■ Saved entries:

★ ★ ★ ★ ★

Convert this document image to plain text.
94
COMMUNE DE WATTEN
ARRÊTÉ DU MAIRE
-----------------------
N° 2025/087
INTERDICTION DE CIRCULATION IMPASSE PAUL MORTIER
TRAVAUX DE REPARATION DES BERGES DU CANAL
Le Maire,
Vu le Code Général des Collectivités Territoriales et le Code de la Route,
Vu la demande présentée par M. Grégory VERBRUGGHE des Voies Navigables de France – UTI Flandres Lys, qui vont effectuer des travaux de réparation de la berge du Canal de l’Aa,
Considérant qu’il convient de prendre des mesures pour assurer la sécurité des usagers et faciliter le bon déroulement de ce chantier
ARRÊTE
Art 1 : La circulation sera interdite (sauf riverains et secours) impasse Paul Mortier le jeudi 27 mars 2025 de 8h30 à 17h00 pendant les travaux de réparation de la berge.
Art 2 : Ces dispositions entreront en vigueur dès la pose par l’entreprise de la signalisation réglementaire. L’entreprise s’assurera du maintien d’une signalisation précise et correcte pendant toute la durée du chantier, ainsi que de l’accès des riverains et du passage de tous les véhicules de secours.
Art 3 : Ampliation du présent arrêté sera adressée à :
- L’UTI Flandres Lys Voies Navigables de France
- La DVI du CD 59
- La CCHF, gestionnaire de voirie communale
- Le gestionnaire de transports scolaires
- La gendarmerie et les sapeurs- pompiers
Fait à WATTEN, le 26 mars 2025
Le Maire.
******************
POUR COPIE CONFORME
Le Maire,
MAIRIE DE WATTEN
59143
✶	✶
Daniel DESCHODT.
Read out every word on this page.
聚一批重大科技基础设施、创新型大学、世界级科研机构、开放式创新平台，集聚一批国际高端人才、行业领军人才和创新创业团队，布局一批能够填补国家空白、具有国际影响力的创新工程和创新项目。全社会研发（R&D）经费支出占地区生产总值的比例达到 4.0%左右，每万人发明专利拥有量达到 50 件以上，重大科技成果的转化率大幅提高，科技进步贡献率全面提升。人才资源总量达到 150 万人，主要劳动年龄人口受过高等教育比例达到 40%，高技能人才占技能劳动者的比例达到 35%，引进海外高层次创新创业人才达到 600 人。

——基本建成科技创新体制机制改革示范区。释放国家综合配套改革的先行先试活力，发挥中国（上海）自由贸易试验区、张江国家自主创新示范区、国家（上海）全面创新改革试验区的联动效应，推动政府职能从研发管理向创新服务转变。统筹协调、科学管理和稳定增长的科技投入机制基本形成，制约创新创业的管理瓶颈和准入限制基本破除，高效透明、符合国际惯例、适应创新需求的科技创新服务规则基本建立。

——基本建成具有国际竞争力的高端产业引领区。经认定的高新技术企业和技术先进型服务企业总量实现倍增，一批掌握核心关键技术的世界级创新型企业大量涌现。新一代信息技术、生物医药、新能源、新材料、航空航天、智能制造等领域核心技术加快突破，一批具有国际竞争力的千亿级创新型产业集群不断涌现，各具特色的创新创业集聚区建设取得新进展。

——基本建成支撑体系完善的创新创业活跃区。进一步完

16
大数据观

★ ★ ★ ★ ★

■ Given task: In the records above, find each line holding "France" and copy it.

■ Exercise result:
Vu la demande présentée par M. Grégory VERBRUGGHE des Voies Navigables de France – UTI Flandres Lys, qui vont effectuer des travaux de réparation de la berge du Canal de l’Aa,
- L’UTI Flandres Lys Voies Navigables de France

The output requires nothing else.